EXERCISE » Reproduce the records below exactly as they appear.

(Excerpt from a dataset)

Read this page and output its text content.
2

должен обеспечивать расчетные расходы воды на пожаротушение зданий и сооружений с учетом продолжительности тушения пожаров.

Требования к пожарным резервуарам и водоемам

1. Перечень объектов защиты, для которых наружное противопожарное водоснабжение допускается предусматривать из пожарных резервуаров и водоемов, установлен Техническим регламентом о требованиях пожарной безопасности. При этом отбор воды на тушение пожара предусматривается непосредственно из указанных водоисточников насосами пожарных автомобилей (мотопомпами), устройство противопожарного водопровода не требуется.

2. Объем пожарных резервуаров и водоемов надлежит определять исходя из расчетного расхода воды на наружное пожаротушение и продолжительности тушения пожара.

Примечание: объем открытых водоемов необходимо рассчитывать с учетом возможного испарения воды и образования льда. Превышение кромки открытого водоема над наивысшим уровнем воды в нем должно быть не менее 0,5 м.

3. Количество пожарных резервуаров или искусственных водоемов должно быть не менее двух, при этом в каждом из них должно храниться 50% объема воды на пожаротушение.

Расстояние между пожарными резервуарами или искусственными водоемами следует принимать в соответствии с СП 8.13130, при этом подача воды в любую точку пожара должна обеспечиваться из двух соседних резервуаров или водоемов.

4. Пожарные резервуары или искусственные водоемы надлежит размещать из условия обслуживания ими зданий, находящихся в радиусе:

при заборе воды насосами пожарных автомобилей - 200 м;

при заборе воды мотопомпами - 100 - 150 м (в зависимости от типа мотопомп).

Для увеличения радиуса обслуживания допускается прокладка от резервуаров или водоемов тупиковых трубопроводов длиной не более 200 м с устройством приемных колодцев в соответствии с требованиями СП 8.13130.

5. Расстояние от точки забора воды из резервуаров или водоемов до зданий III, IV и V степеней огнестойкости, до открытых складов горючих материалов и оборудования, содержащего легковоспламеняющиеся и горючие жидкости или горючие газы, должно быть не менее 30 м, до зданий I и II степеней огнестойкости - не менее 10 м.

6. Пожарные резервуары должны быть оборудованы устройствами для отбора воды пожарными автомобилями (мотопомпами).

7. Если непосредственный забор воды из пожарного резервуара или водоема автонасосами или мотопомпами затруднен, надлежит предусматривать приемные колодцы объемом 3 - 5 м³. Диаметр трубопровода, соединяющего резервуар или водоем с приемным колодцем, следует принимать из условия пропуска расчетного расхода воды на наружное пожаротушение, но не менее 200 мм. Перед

THE RESULT »
Read this page and output its text content.
2

должен обеспечивать расчетные расходы воды на пожаротушение зданий и сооружений с учетом продолжительности тушения пожаров.

Требования к пожарным резервуарам и водоемам

1. Перечень объектов защиты, для которых наружное противопожарное водоснабжение допускается предусматривать из пожарных резервуаров и водоемов, установлен Техническим регламентом о требованиях пожарной безопасности. При этом отбор воды на тушение пожара предусматривается непосредственно из указанных водоисточников насосами пожарных автомобилей (мотопомпами), устройство противопожарного водопровода не требуется.

2. Объем пожарных резервуаров и водоемов надлежит определять исходя из расчетного расхода воды на наружное пожаротушение и продолжительности тушения пожара.

Примечание: объем открытых водоемов необходимо рассчитывать с учетом возможного испарения воды и образования льда. Превышение кромки открытого водоема над наивысшим уровнем воды в нем должно быть не менее 0,5 м.

3. Количество пожарных резервуаров или искусственных водоемов должно быть не менее двух, при этом в каждом из них должно храниться 50% объема воды на пожаротушение.

Расстояние между пожарными резервуарами или искусственными водоемами следует принимать в соответствии с СП 8.13130, при этом подача воды в любую точку пожара должна обеспечиваться из двух соседних резервуаров или водоемов.

4. Пожарные резервуары или искусственные водоемы надлежит размещать из условия обслуживания ими зданий, находящихся в радиусе:

при заборе воды насосами пожарных автомобилей - 200 м;

при заборе воды мотопомпами - 100 - 150 м (в зависимости от типа мотопомп).

Для увеличения радиуса обслуживания допускается прокладка от резервуаров или водоемов тупиковых трубопроводов длиной не более 200 м с устройством приемных колодцев в соответствии с требованиями СП 8.13130.

5. Расстояние от точки забора воды из резервуаров или водоемов до зданий III, IV и V степеней огнестойкости, до открытых складов горючих материалов и оборудования, содержащего легковоспламеняющиеся и горючие жидкости или горючие газы, должно быть не менее 30 м, до зданий I и II степеней огнестойкости - не менее 10 м.

6. Пожарные резервуары должны быть оборудованы устройствами для отбора воды пожарными автомобилями (мотопомпами).

7. Если непосредственный забор воды из пожарного резервуара или водоема автонасосами или мотопомпами затруднен, надлежит предусматривать приемные колодцы объемом 3 - 5 м³. Диаметр трубопровода, соединяющего резервуар или водоем с приемным колодцем, следует принимать из условия пропуска расчетного расхода воды на наружное пожаротушение, но не менее 200 мм. Перед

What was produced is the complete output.